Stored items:
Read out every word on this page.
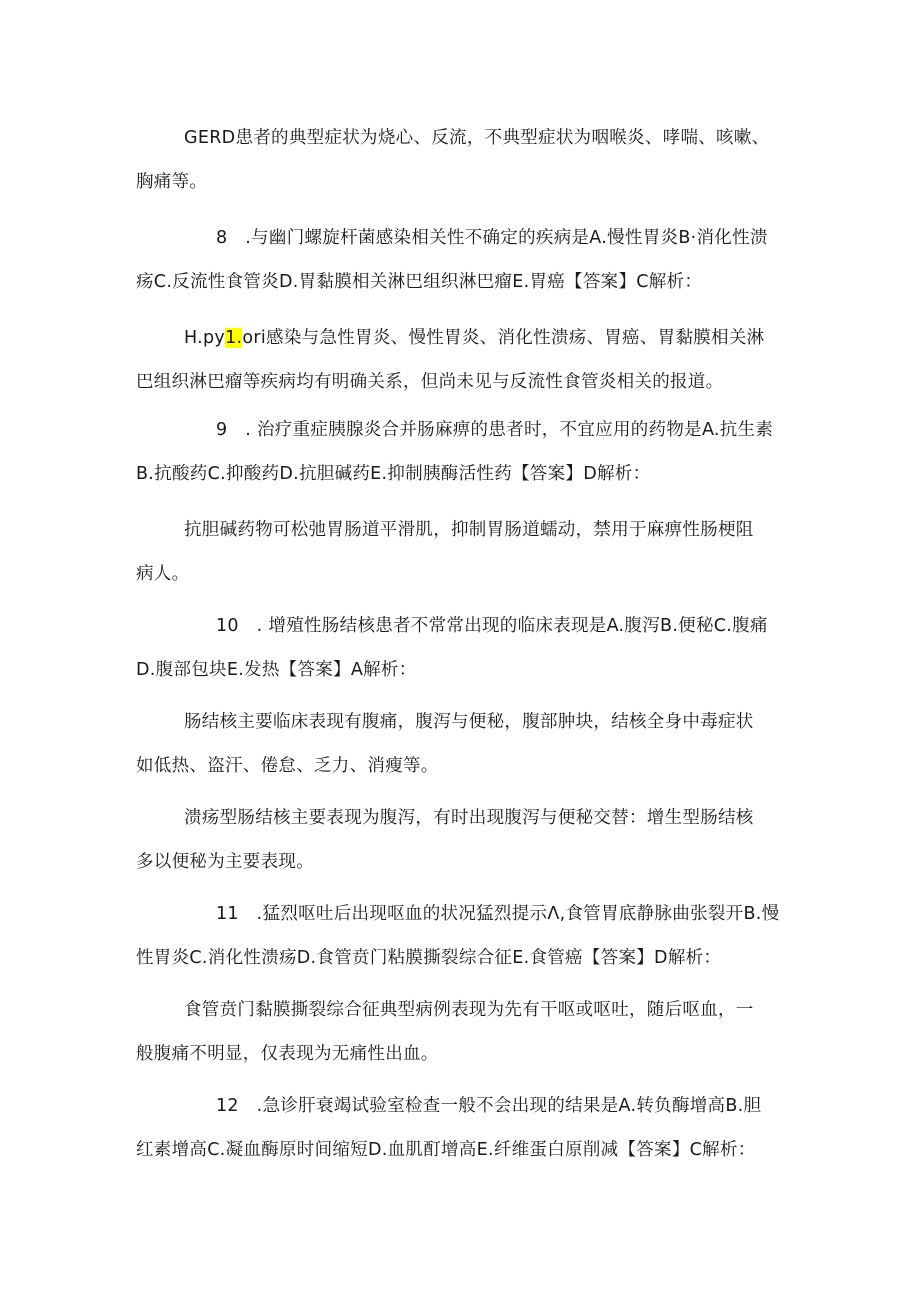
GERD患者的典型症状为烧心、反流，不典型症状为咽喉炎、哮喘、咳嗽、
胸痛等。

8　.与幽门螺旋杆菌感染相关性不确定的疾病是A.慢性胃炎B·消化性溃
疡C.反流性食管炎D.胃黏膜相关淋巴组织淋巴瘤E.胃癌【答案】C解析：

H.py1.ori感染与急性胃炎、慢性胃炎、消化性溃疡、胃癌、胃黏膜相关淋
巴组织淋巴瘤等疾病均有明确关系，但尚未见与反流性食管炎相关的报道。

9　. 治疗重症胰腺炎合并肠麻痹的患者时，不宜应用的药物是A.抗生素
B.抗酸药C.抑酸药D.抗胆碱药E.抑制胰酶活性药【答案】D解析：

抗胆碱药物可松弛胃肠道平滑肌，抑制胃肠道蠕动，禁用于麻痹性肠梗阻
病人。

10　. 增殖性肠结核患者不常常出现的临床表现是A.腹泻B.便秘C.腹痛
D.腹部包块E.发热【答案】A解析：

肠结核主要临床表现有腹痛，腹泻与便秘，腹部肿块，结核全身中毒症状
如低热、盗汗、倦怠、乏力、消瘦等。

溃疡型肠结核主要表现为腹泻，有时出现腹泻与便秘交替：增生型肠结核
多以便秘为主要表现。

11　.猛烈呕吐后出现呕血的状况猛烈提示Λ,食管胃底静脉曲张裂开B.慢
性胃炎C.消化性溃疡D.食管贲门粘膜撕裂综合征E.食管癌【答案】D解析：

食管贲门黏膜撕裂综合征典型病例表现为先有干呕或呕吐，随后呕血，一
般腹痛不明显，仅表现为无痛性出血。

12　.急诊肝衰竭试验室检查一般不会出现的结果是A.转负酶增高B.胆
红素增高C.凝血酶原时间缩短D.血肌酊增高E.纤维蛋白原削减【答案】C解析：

Problem to solve:
Make an exact copy of all the material, but keep the pictures out of it.

Exercise output:
Read out every word on this page.
GERD患者的典型症状为烧心、反流，不典型症状为咽喉炎、哮喘、咳嗽、
胸痛等。

8　.与幽门螺旋杆菌感染相关性不确定的疾病是A.慢性胃炎B·消化性溃
疡C.反流性食管炎D.胃黏膜相关淋巴组织淋巴瘤E.胃癌【答案】C解析：

H.py1.ori感染与急性胃炎、慢性胃炎、消化性溃疡、胃癌、胃黏膜相关淋
巴组织淋巴瘤等疾病均有明确关系，但尚未见与反流性食管炎相关的报道。

9　. 治疗重症胰腺炎合并肠麻痹的患者时，不宜应用的药物是A.抗生素
B.抗酸药C.抑酸药D.抗胆碱药E.抑制胰酶活性药【答案】D解析：

抗胆碱药物可松弛胃肠道平滑肌，抑制胃肠道蠕动，禁用于麻痹性肠梗阻
病人。

10　. 增殖性肠结核患者不常常出现的临床表现是A.腹泻B.便秘C.腹痛
D.腹部包块E.发热【答案】A解析：

肠结核主要临床表现有腹痛，腹泻与便秘，腹部肿块，结核全身中毒症状
如低热、盗汗、倦怠、乏力、消瘦等。

溃疡型肠结核主要表现为腹泻，有时出现腹泻与便秘交替：增生型肠结核
多以便秘为主要表现。

11　.猛烈呕吐后出现呕血的状况猛烈提示Λ,食管胃底静脉曲张裂开B.慢
性胃炎C.消化性溃疡D.食管贲门粘膜撕裂综合征E.食管癌【答案】D解析：

食管贲门黏膜撕裂综合征典型病例表现为先有干呕或呕吐，随后呕血，一
般腹痛不明显，仅表现为无痛性出血。

12　.急诊肝衰竭试验室检查一般不会出现的结果是A.转负酶增高B.胆
红素增高C.凝血酶原时间缩短D.血肌酊增高E.纤维蛋白原削减【答案】C解析：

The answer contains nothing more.